- [The exercise] Below is a listing. Gather each line of it that contains "more".

Dataset records
**********

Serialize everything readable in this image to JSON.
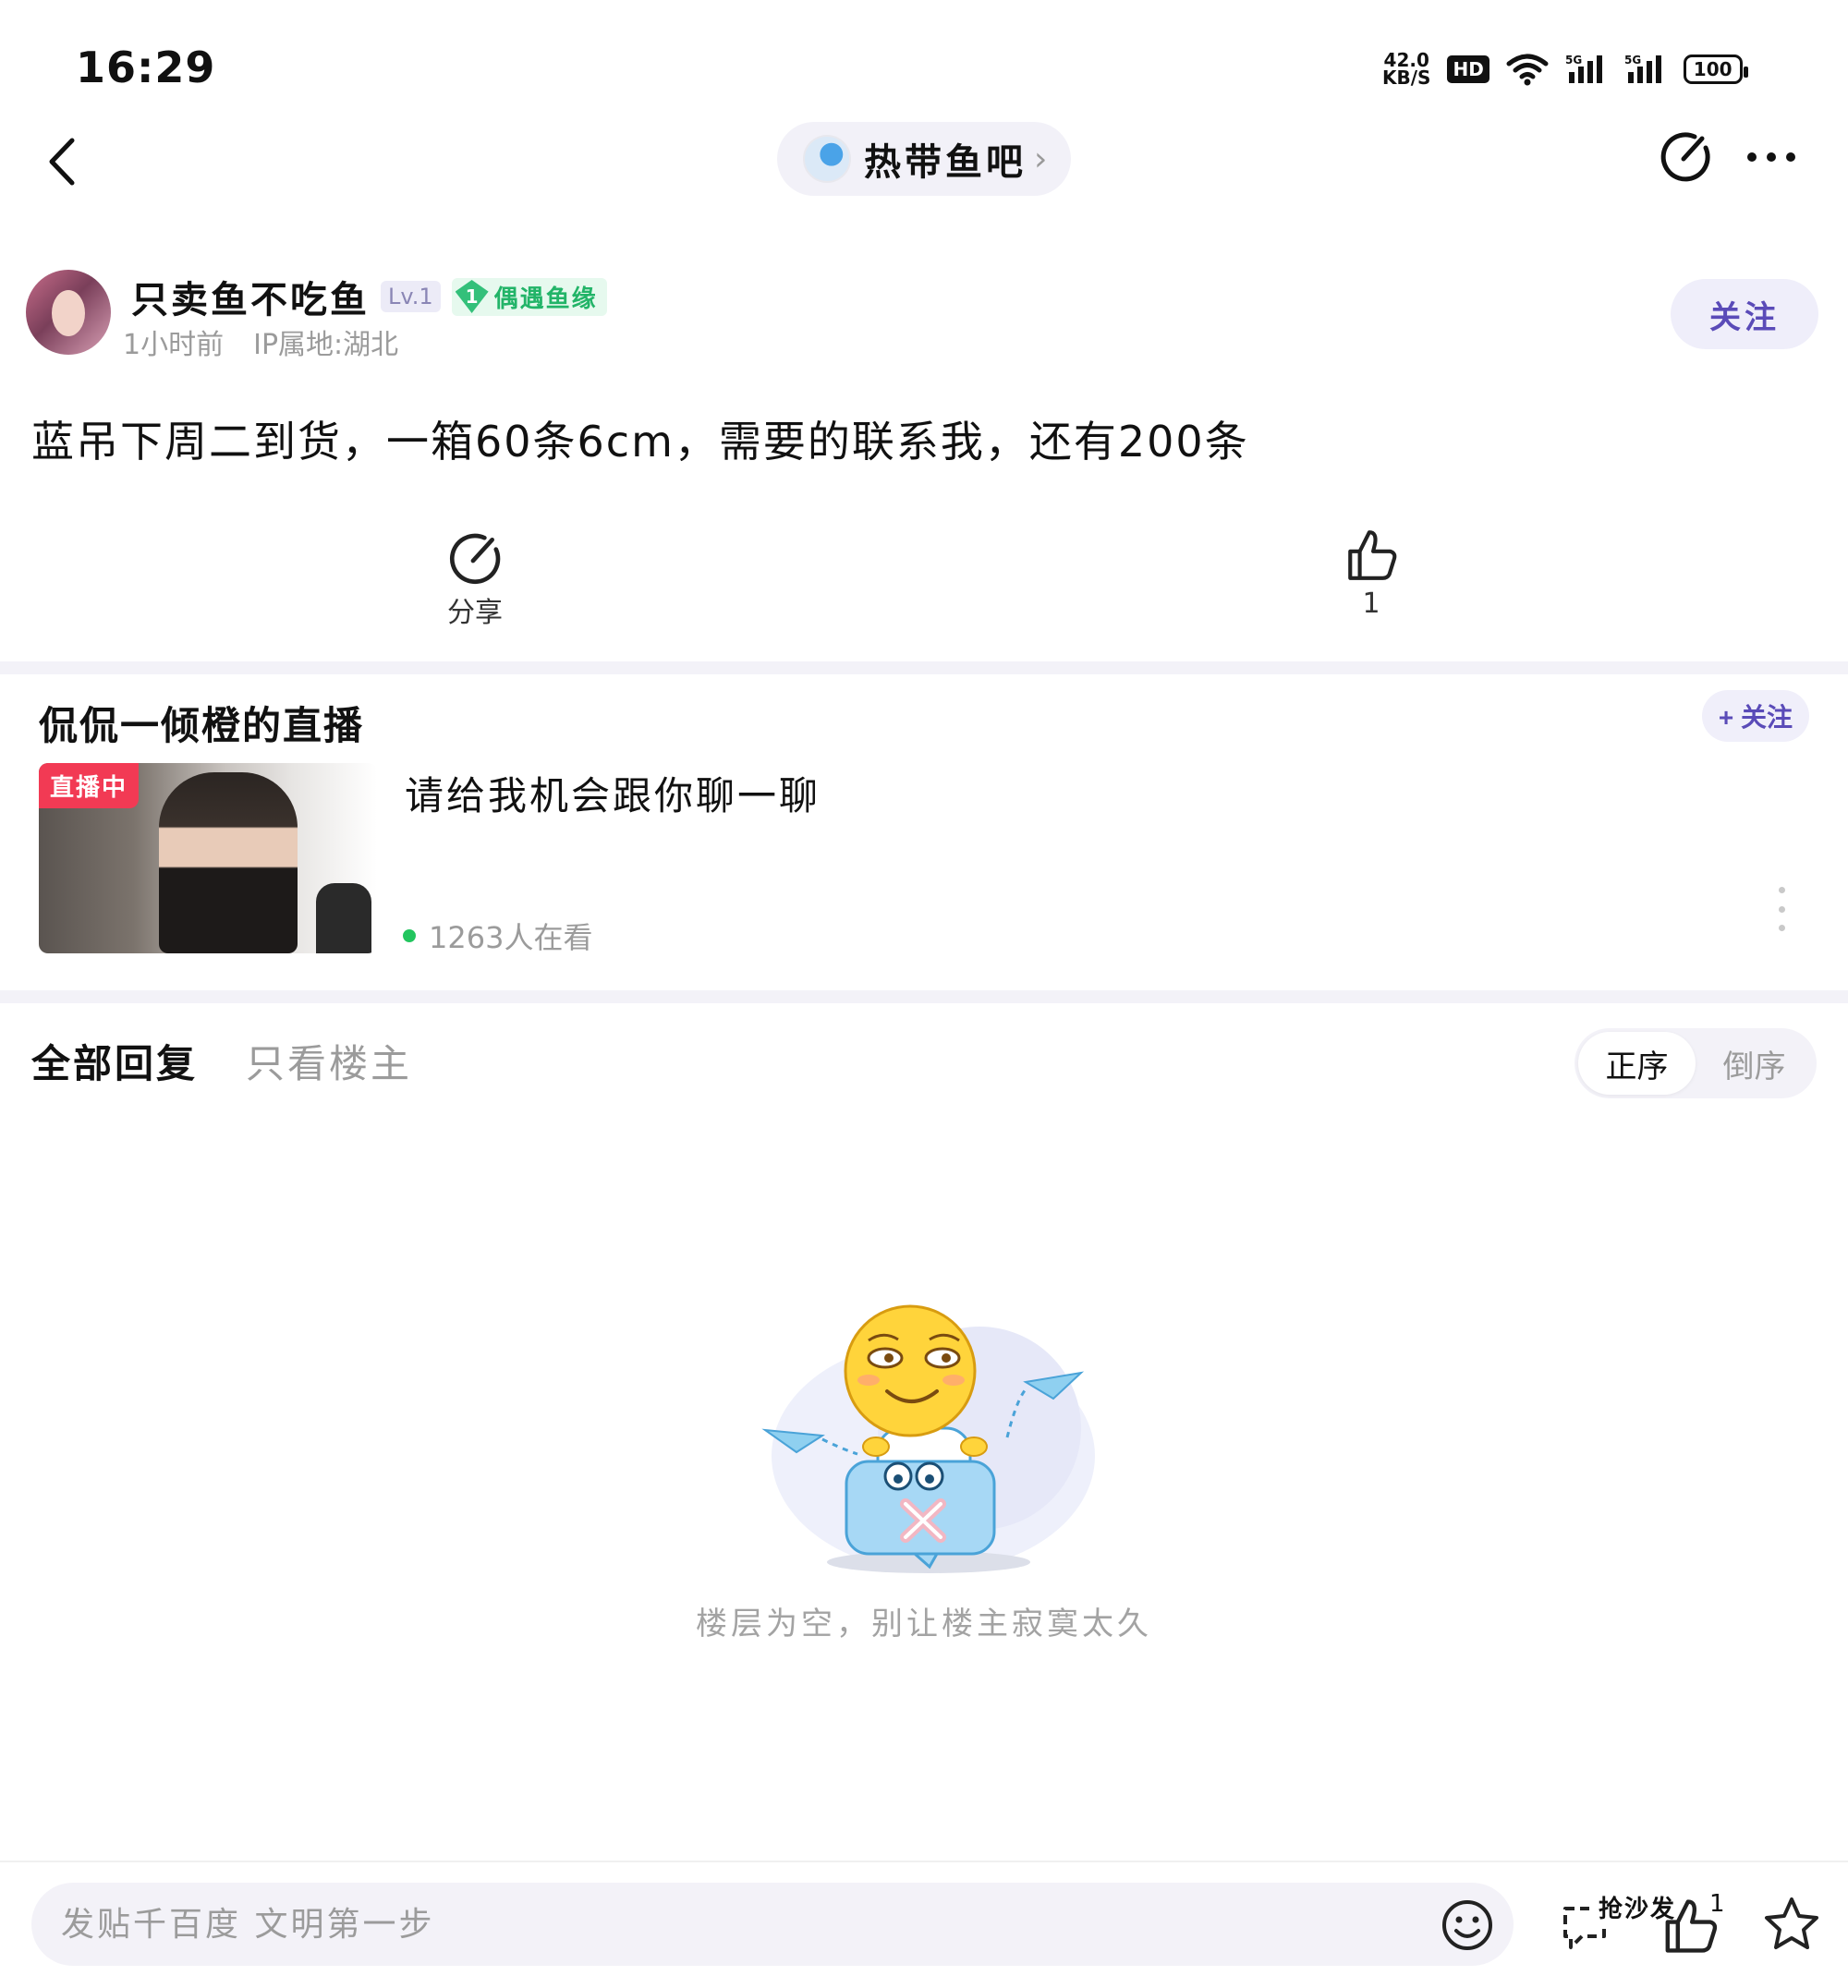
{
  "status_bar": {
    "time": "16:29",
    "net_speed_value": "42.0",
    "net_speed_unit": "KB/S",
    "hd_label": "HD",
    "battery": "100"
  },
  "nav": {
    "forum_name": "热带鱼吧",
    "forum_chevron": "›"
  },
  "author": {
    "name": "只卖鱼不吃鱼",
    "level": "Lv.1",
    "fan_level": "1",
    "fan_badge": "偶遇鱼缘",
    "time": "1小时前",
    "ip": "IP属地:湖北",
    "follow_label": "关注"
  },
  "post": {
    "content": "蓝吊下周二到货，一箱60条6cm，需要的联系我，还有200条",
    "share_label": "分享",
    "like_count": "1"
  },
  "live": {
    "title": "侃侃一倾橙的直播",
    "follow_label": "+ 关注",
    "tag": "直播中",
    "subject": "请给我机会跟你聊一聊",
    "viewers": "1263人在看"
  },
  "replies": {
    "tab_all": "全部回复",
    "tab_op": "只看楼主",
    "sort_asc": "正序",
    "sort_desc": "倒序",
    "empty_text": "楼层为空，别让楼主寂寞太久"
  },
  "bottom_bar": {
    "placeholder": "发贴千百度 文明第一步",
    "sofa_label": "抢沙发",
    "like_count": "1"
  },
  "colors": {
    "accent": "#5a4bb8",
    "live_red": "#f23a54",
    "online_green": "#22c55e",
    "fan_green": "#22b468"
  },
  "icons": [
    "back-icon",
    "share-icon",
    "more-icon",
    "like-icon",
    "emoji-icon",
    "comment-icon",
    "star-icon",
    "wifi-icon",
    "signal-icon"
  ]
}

**********

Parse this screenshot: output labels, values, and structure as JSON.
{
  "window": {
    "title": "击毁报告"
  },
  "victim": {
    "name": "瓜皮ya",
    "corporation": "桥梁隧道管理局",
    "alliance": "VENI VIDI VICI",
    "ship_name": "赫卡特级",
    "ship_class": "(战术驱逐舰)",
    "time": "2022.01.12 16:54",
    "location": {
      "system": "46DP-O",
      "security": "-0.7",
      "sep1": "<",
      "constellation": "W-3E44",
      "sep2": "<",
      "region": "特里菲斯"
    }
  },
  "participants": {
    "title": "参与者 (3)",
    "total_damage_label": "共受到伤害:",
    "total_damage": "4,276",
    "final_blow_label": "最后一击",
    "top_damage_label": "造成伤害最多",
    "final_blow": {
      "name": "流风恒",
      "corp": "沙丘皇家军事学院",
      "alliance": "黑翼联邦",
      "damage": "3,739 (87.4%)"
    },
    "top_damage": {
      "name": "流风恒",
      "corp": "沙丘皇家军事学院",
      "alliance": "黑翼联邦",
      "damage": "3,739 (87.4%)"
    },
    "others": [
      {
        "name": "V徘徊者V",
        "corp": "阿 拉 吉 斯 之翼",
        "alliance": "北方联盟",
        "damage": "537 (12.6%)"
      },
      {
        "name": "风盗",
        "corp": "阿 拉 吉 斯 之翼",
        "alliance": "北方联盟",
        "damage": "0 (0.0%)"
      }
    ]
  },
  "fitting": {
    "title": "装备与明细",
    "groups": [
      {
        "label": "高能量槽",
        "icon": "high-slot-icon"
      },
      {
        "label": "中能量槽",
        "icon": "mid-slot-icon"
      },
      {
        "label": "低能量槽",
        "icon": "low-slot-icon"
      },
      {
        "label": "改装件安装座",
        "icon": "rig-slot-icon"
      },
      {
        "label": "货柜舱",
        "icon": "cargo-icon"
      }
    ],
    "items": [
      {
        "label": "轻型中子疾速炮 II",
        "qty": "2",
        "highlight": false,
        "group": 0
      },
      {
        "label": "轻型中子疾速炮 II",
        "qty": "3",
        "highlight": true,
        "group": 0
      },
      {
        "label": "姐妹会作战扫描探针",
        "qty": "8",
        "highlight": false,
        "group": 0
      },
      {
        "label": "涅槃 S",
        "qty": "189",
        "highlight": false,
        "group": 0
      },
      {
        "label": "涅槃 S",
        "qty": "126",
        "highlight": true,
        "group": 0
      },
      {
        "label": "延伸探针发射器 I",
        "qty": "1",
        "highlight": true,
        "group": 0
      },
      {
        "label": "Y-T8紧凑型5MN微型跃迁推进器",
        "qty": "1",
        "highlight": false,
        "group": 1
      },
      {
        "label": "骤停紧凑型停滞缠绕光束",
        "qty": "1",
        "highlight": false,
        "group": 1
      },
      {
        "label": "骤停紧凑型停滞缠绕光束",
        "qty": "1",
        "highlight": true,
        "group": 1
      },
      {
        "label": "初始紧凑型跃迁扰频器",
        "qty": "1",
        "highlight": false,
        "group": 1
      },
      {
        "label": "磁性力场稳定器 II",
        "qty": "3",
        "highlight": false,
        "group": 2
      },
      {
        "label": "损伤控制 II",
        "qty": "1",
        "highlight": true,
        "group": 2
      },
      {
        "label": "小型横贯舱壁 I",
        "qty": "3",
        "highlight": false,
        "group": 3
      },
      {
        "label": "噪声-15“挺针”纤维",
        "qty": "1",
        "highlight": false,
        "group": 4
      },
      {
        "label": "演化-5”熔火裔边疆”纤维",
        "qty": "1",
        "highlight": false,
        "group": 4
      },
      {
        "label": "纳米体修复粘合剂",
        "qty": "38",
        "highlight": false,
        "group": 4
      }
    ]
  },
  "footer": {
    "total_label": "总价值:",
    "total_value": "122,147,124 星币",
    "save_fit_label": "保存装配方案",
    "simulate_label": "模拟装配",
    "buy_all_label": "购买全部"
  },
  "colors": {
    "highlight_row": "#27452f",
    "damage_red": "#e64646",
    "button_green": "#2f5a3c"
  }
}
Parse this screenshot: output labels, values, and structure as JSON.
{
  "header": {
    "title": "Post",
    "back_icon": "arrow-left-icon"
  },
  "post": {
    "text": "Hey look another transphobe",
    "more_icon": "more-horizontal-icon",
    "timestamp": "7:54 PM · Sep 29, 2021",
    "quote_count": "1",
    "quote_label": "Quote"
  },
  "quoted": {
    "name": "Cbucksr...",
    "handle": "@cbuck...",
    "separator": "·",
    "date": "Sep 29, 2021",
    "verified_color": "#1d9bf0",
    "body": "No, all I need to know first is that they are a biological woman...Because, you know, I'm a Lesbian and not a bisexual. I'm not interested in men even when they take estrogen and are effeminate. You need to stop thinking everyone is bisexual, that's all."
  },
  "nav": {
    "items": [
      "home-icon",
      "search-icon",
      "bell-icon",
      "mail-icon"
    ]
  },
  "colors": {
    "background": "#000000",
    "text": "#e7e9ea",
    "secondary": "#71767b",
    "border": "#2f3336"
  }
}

**********

- [The response]
    "more-icon",
    "more_icon": "more-horizontal-icon",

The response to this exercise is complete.